▶ **EXTRAIT**:

Pour Jean, c’est l’occasion inespérée de se rapprocher de son fils et de le convaincre de reprendre l’exploitation agricole familiale. Pour les cinéastes, c’est une manière de renouer avec un cinéma itinérant qu’ils avaient déjà tenté avec Mammuth et, d’une certaine manière, Near death experience.

Saint Amour n’est sans doute pas un film sans défauts mais il ne mérite pas non plus l’opprobre. On peut regretter que les deux compères cinéastes aient (momentanément ?) abandonné le minimalisme kaurismäkien et les gags purement visuels au profit d’une mise en scène un peu plus passe-partout. Comme toujours, on peut aussi souligner le fait que ce film, comme les précédents, est plus une succession de petits sketches qu’une œuvre accomplie. Mais comme je reste persuadé que le droit à la paresse est le plus inaliénable de tous les droits, je ne vois pas au nom de quelle morale de journaliste économique (du Monde ou de Libération au choix : ce sont les mêmes !) nous viendrions reprocher aux cinéastes une certaine désinvolture éthylique.

Entre les premiers Blier – une certaine crudité et Depardieu obligent – et Le Plein de super de Cavalier, Kervern et Delépine embarquent trois paumés dans un road-movie plutôt drôle et non dénué d’une certaine tendresse. Le film fonctionne d’abord grâce aux acteurs : cela faisait longtemps que Depardieu n’avait pas été aussi sobre (sans mauvais jeu de mots) et fragile en dépit de sa masse corporelle impressionnante (qui nous vaut d’ailleurs l’un des seuls gags visuels – très réussi – du film). Face à lui, Poelvoorde est en roue libre mais il est très drôle, tout comme Vincent Lacoste qui fait une belle entrée dans l’univers des paumés chers à Kervern et Delépine.

▶ **ÉNONCÉ 1**: Modifiez le passage de l'extrait qui commence par "Saint Amour n’est" et se poursuit jusqu'à "certaine désinvolture éthylique.", en y remplaçant "désinvolture" par "nonchalance".
▶ **ÉNONCÉ 2**: D'après l'extrait, avec quels films les cinéastes avaient-ils déjà tenté un cinéma itinérant ?

▶ **DONNÉES AFFICHÉES**:
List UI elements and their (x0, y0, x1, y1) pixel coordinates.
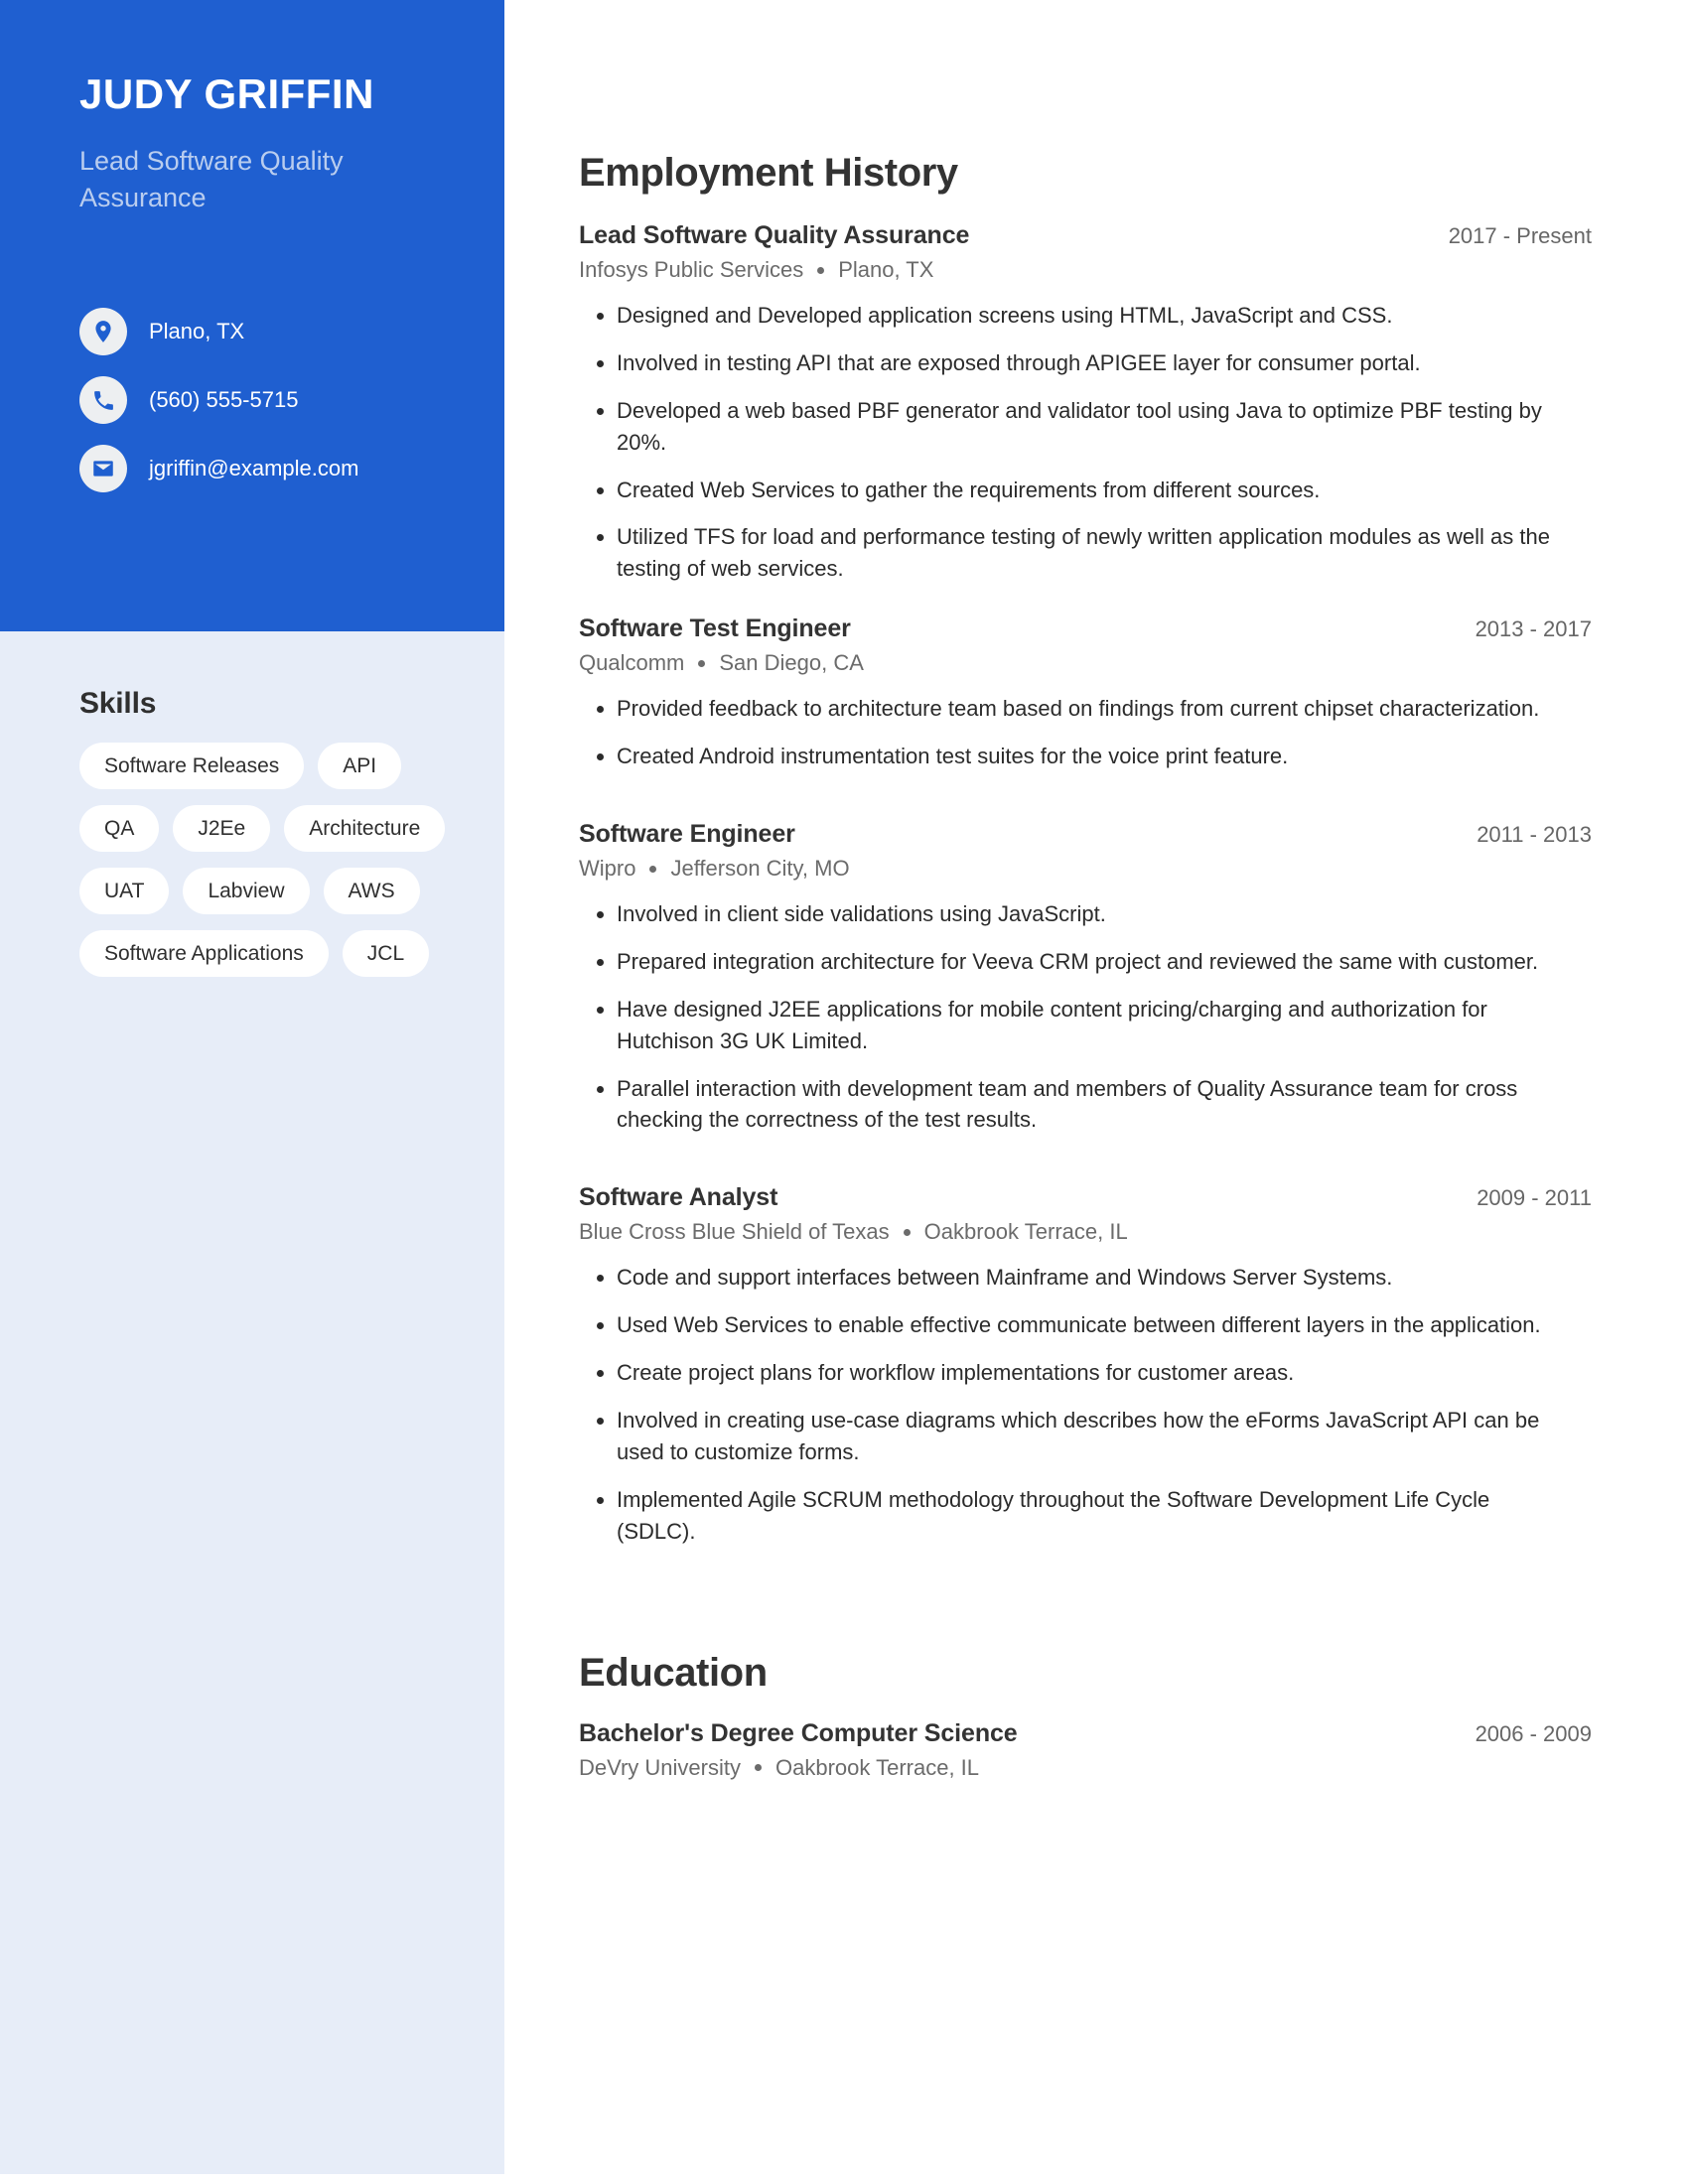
skill-pill: UAT (79, 868, 170, 915)
skill-pill: QA (79, 805, 160, 853)
job-bullet-list: Provided feedback to architecture team b… (579, 693, 1572, 772)
employment-section-title: Employment History (579, 151, 958, 195)
skill-pill: J2Ee (173, 805, 271, 853)
candidate-name: JUDY GRIFFIN (79, 70, 374, 117)
skill-pill: Software Releases (79, 743, 305, 790)
skills-section-title: Skills (79, 687, 157, 720)
job-bullet-list: Code and support interfaces between Main… (579, 1262, 1572, 1547)
job-bullet: Code and support interfaces between Main… (579, 1262, 1572, 1294)
job-location: Jefferson City, MO (670, 856, 850, 882)
job-company: Blue Cross Blue Shield of Texas (579, 1219, 890, 1245)
job-company-location: Wipro Jefferson City, MO (579, 856, 1602, 882)
job-dates: 2009 - 2011 (1477, 1185, 1592, 1211)
separator-dot-icon (698, 659, 706, 667)
contact-item-phone[interactable]: (560) 555-5715 (79, 376, 496, 424)
job-dates: 2017 - Present (1448, 223, 1592, 248)
employment-entry-header: Software Test Engineer 2013 - 2017 (579, 614, 1592, 643)
contact-item-location[interactable]: Plano, TX (79, 308, 496, 355)
sidebar: JUDY GRIFFIN Lead Software Quality Assur… (0, 0, 504, 2174)
phone-icon (79, 376, 127, 424)
envelope-icon (79, 445, 127, 492)
job-bullet: Involved in testing API that are exposed… (579, 347, 1572, 379)
job-bullet: Prepared integration architecture for Ve… (579, 946, 1572, 978)
separator-dot-icon (903, 1228, 911, 1236)
job-company: Wipro (579, 856, 636, 882)
job-bullet-list: Involved in client side validations usin… (579, 898, 1572, 1136)
job-bullet: Designed and Developed application scree… (579, 300, 1572, 332)
employment-entry: Software Engineer 2011 - 2013 Wipro Jeff… (579, 820, 1602, 1136)
school-location-value: Oakbrook Terrace, IL (775, 1754, 980, 1780)
job-role: Software Engineer (579, 820, 795, 849)
job-bullet: Implemented Agile SCRUM methodology thro… (579, 1484, 1572, 1548)
contact-list: Plano, TX (560) 555-5715 jgriffin@exampl… (79, 308, 496, 513)
employment-entry: Lead Software Quality Assurance 2017 - P… (579, 221, 1602, 585)
separator-dot-icon (817, 266, 825, 274)
skills-section: Skills Software Releases API QA J2Ee Arc… (79, 687, 477, 978)
job-bullet: Parallel interaction with development te… (579, 1073, 1572, 1137)
separator-dot-icon (755, 1764, 762, 1772)
education-entry-header: Bachelor's Degree Computer Science 2006 … (579, 1719, 1592, 1748)
job-company-location: Infosys Public Services Plano, TX (579, 257, 1602, 283)
contact-location-value: Plano, TX (149, 319, 245, 343)
job-dates: 2011 - 2013 (1477, 822, 1592, 848)
degree-dates: 2006 - 2009 (1475, 1720, 1592, 1746)
job-bullet: Involved in client side validations usin… (579, 898, 1572, 930)
contact-item-email[interactable]: jgriffin@example.com (79, 445, 496, 492)
skill-pill: API (318, 743, 402, 790)
job-bullet: Involved in creating use-case diagrams w… (579, 1405, 1572, 1468)
employment-entry: Software Test Engineer 2013 - 2017 Qualc… (579, 614, 1602, 772)
job-company: Infosys Public Services (579, 257, 804, 282)
employment-entry-header: Software Analyst 2009 - 2011 (579, 1183, 1592, 1212)
candidate-headline: Lead Software Quality Assurance (79, 146, 344, 213)
skill-pill: Architecture (284, 805, 446, 853)
job-role: Lead Software Quality Assurance (579, 221, 970, 249)
job-location: San Diego, CA (719, 650, 864, 676)
job-location: Plano, TX (838, 257, 934, 282)
job-dates: 2013 - 2017 (1475, 616, 1592, 642)
skills-pill-list: Software Releases API QA J2Ee Architectu… (79, 743, 477, 978)
job-company-location: Qualcomm San Diego, CA (579, 650, 1602, 676)
job-bullet: Provided feedback to architecture team b… (579, 693, 1572, 725)
job-bullet: Created Android instrumentation test sui… (579, 741, 1572, 772)
job-role: Software Test Engineer (579, 614, 851, 643)
skill-pill: JCL (342, 930, 430, 978)
degree-title: Bachelor's Degree Computer Science (579, 1718, 1018, 1747)
job-location: Oakbrook Terrace, IL (923, 1219, 1128, 1245)
location-pin-icon (79, 308, 127, 355)
employment-entry-header: Lead Software Quality Assurance 2017 - P… (579, 221, 1592, 250)
skill-pill: Labview (183, 868, 310, 915)
skill-pill: Software Applications (79, 930, 329, 978)
job-bullet: Used Web Services to enable effective co… (579, 1309, 1572, 1341)
employment-entry: Software Analyst 2009 - 2011 Blue Cross … (579, 1183, 1602, 1547)
resume-page: JUDY GRIFFIN Lead Software Quality Assur… (0, 0, 1688, 2184)
job-company-location: Blue Cross Blue Shield of Texas Oakbrook… (579, 1219, 1602, 1245)
job-bullet: Utilized TFS for load and performance te… (579, 521, 1572, 585)
education-entry: Bachelor's Degree Computer Science 2006 … (579, 1719, 1602, 1781)
employment-entry-header: Software Engineer 2011 - 2013 (579, 820, 1592, 849)
school-location: DeVry University Oakbrook Terrace, IL (579, 1755, 1602, 1781)
job-bullet-list: Designed and Developed application scree… (579, 300, 1572, 585)
skill-pill: AWS (323, 868, 420, 915)
contact-phone-value: (560) 555-5715 (149, 387, 299, 412)
job-bullet: Developed a web based PBF generator and … (579, 395, 1572, 459)
separator-dot-icon (649, 865, 657, 873)
job-company: Qualcomm (579, 650, 685, 676)
contact-email-value: jgriffin@example.com (149, 456, 359, 480)
main-content: Employment History Lead Software Quality… (579, 0, 1602, 1811)
job-bullet: Created Web Services to gather the requi… (579, 475, 1572, 506)
education-section-title: Education (579, 1650, 768, 1695)
job-bullet: Create project plans for workflow implem… (579, 1357, 1572, 1389)
job-bullet: Have designed J2EE applications for mobi… (579, 994, 1572, 1057)
job-role: Software Analyst (579, 1183, 778, 1212)
school-name: DeVry University (579, 1754, 741, 1780)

▶ **SOLUTION COMPLÈTE 1**:
Saint Amour n’est sans doute pas un film sans défauts mais il ne mérite pas non plus l’opprobre. On peut regretter que les deux compères cinéastes aient (momentanément ?) abandonné le minimalisme kaurismäkien et les gags purement visuels au profit d’une mise en scène un peu plus passe-partout. Comme toujours, on peut aussi souligner le fait que ce film, comme les précédents, est plus une succession de petits sketches qu’une œuvre accomplie. Mais comme je reste persuadé que le droit à la paresse est le plus inaliénable de tous les droits, je ne vois pas au nom de quelle morale de journaliste économique (du Monde ou de Libération au choix : ce sont les mêmes !) nous viendrions reprocher aux cinéastes une certaine nonchalance éthylique.

▶ **SOLUTION COMPLÈTE 2**: Avec Mammuth et, d'une certaine manière, Near death experience.